[Dataset entries]
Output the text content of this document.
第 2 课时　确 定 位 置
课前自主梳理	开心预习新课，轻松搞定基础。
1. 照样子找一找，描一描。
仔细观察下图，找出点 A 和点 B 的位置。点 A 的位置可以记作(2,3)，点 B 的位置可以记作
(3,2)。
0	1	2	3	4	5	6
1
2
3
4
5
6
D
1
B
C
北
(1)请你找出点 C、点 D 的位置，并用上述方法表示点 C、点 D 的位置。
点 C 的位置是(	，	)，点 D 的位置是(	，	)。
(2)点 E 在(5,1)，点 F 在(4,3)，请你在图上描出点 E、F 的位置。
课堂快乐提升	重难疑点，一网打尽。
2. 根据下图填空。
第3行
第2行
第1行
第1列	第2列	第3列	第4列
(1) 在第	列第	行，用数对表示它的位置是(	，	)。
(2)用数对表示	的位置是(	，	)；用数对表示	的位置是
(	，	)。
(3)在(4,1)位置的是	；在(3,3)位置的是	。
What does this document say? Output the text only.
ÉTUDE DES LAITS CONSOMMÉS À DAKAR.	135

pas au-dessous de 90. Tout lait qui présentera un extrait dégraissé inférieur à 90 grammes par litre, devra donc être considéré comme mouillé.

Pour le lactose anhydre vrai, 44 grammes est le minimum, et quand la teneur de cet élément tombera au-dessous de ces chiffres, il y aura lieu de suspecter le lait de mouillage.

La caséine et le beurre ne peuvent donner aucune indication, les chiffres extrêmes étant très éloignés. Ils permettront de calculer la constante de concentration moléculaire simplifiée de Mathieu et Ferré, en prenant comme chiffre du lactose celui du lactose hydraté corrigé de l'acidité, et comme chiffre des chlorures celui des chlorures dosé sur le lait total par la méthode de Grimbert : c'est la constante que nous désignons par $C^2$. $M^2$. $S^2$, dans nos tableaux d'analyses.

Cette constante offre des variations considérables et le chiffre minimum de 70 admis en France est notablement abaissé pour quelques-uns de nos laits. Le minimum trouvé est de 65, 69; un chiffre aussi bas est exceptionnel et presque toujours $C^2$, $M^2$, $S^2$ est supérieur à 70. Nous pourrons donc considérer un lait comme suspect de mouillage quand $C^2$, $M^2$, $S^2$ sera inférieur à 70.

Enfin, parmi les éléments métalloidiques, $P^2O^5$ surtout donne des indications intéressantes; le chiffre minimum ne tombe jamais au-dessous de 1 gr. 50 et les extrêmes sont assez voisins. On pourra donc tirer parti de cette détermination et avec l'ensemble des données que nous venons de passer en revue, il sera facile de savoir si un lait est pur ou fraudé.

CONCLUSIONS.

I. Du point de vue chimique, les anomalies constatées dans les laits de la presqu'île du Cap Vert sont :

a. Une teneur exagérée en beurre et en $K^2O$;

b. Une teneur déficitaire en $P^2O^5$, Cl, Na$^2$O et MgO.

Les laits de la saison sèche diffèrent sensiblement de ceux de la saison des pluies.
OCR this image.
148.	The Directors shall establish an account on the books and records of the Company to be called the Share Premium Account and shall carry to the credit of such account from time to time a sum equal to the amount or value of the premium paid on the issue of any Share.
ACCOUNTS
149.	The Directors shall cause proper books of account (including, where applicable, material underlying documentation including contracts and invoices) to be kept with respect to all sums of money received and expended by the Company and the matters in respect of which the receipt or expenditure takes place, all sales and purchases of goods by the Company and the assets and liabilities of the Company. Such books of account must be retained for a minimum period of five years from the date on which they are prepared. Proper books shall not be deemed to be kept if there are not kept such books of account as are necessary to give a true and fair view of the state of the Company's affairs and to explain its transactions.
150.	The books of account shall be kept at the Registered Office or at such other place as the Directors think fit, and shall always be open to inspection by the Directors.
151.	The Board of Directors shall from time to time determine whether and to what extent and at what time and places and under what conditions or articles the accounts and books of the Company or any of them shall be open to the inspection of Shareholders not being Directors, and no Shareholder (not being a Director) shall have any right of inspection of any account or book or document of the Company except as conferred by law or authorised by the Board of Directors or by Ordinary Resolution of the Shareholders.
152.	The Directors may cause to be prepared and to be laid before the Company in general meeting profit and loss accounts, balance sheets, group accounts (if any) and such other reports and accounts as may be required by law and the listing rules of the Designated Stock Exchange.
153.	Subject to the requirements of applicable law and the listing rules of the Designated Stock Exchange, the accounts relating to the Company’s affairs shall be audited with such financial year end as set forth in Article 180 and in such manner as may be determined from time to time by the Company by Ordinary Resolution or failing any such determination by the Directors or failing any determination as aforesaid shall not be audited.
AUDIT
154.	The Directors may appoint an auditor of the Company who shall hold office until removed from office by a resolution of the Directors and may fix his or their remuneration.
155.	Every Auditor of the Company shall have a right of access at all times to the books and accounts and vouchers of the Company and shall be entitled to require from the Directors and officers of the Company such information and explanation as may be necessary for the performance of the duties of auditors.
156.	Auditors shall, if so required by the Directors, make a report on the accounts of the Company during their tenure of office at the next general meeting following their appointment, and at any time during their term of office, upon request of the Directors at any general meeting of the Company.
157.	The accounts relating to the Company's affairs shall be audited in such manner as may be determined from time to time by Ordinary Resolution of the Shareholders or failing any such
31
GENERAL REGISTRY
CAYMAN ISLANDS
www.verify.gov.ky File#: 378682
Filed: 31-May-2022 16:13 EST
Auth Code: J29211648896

• _Task directions_
Determine how many lines include the string "Output". Give no answer but the number.

• _Correct response_
2